___ Excerpted records ___

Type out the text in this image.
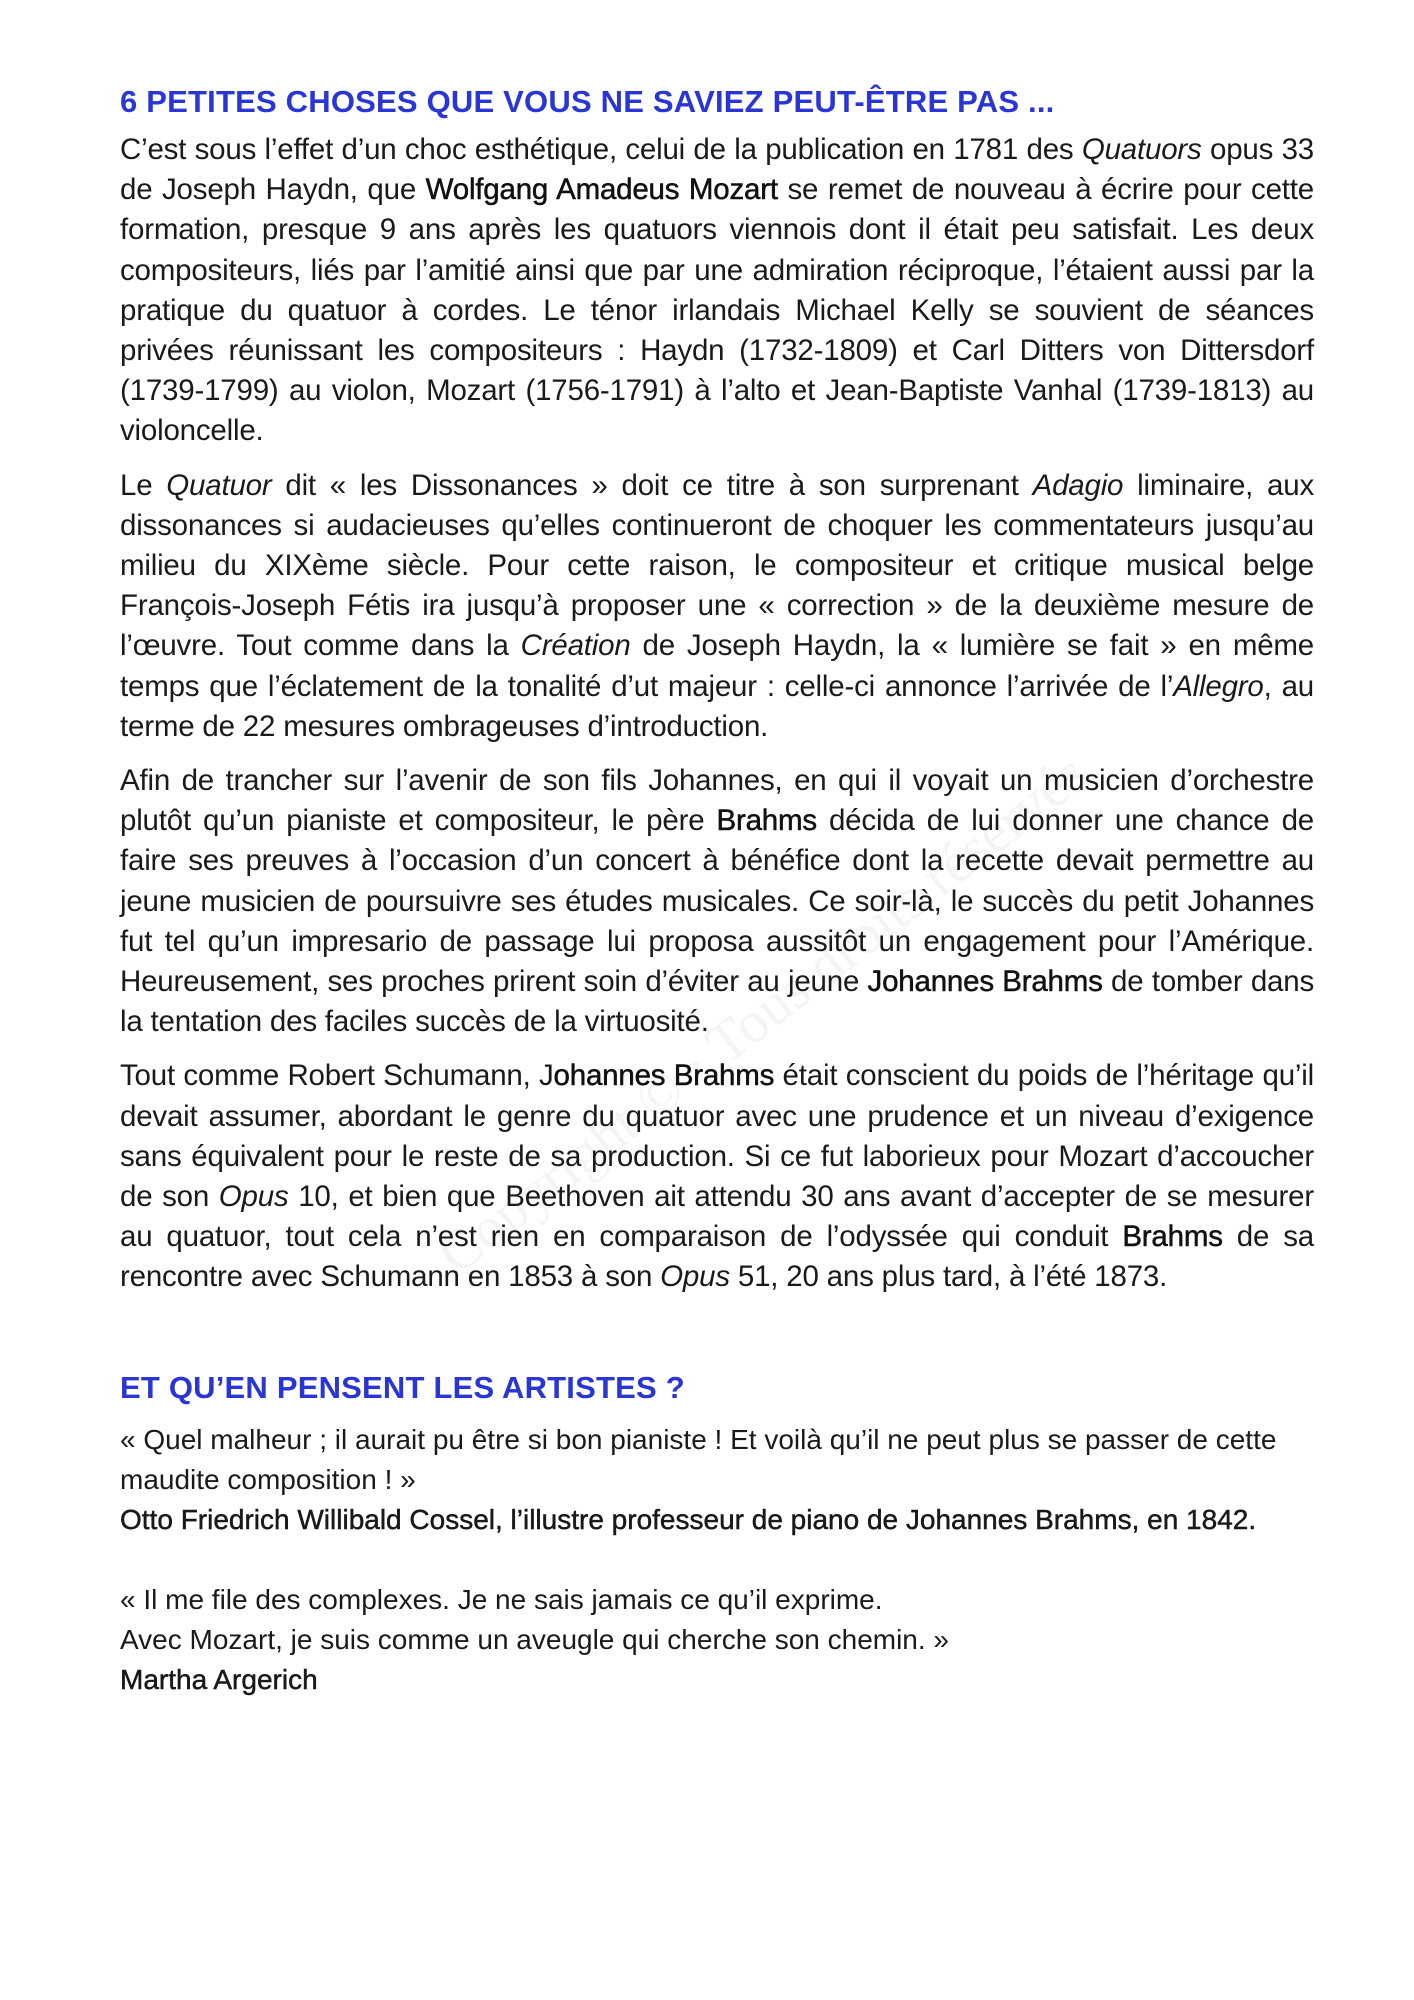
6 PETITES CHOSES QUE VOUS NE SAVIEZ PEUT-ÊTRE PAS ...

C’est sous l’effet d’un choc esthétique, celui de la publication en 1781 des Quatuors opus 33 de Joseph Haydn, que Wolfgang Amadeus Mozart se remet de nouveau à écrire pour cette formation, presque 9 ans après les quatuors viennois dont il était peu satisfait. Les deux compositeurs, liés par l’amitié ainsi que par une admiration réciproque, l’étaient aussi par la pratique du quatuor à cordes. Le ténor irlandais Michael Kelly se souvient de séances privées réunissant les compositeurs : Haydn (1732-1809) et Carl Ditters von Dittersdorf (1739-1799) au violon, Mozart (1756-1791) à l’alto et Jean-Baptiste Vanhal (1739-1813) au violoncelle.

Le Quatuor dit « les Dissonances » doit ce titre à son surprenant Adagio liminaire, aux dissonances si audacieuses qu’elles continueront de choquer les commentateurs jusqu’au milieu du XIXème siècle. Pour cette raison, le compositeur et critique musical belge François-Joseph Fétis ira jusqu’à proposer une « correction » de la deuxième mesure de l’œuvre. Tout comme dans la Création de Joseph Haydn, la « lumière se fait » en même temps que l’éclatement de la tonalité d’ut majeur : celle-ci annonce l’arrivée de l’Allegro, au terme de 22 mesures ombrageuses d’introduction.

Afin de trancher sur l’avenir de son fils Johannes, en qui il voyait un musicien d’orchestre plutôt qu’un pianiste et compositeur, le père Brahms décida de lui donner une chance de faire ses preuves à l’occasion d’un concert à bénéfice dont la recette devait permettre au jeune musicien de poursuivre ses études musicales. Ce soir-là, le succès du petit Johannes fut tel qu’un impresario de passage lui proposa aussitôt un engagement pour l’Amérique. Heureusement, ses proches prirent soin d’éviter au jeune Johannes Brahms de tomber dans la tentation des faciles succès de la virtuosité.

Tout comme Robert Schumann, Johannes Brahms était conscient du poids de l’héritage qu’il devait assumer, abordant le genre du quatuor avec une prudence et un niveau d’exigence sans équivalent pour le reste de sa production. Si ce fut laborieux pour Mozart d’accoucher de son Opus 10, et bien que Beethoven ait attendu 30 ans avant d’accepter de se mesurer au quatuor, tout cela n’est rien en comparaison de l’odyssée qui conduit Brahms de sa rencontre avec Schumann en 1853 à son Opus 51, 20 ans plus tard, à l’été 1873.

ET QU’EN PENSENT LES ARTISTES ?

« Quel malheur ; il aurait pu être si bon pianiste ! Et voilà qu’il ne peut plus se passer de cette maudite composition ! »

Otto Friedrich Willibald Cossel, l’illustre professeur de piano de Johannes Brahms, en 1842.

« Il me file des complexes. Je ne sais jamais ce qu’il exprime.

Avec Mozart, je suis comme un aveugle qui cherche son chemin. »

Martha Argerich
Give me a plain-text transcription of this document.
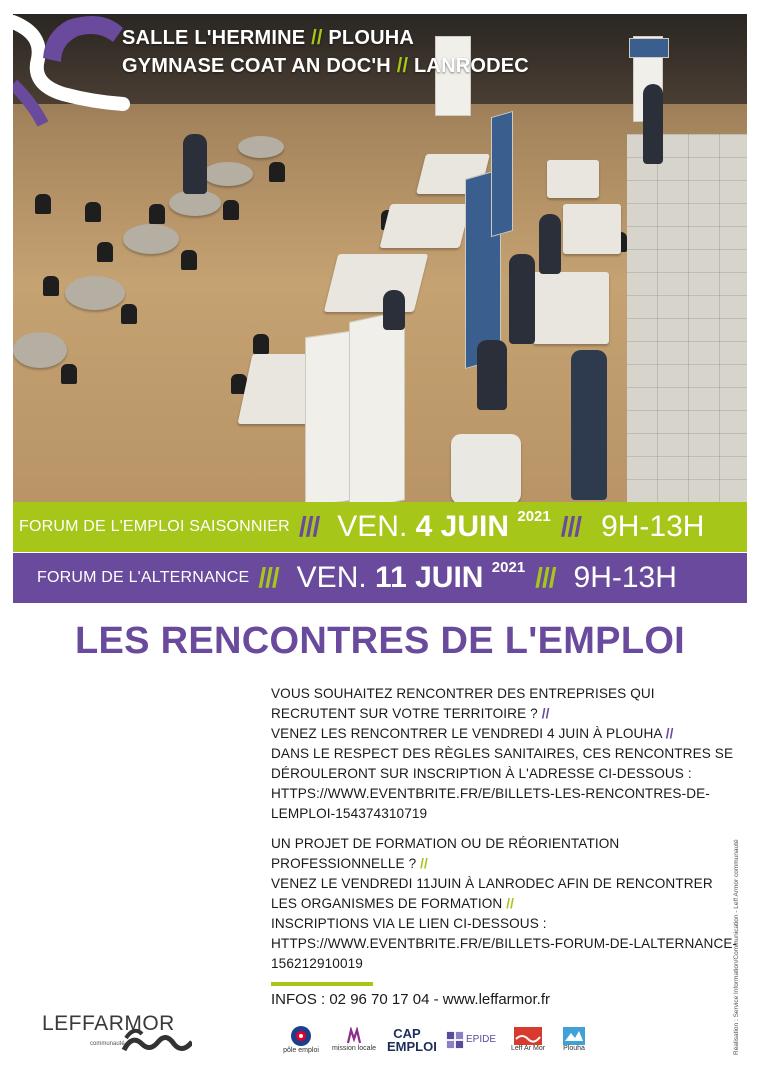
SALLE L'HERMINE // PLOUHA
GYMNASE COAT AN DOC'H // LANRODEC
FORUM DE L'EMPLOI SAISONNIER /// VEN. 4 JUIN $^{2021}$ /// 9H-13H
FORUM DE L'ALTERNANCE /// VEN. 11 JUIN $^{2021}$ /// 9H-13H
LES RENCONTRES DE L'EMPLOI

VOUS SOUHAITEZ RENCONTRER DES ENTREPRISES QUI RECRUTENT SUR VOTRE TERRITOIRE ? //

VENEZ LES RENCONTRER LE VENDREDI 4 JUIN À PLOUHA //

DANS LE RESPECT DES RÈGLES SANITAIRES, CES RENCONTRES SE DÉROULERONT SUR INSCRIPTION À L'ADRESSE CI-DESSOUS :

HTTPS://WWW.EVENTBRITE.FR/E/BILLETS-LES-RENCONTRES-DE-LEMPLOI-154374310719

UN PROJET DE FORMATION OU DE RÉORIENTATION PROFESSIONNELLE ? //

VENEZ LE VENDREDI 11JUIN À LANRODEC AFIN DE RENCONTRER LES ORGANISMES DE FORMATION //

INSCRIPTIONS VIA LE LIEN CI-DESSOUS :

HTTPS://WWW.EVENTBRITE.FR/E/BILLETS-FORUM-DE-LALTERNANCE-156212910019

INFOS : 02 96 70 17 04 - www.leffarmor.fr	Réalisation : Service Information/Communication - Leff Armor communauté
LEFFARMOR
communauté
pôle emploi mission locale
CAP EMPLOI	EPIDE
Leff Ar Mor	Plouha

___

§ **Your instructions**:
Locate each line with the word "DESSOUS" and copy it.

§ **Exercise answer**:
DANS LE RESPECT DES RÈGLES SANITAIRES, CES RENCONTRES SE DÉROULERONT SUR INSCRIPTION À L'ADRESSE CI-DESSOUS :
INSCRIPTIONS VIA LE LIEN CI-DESSOUS :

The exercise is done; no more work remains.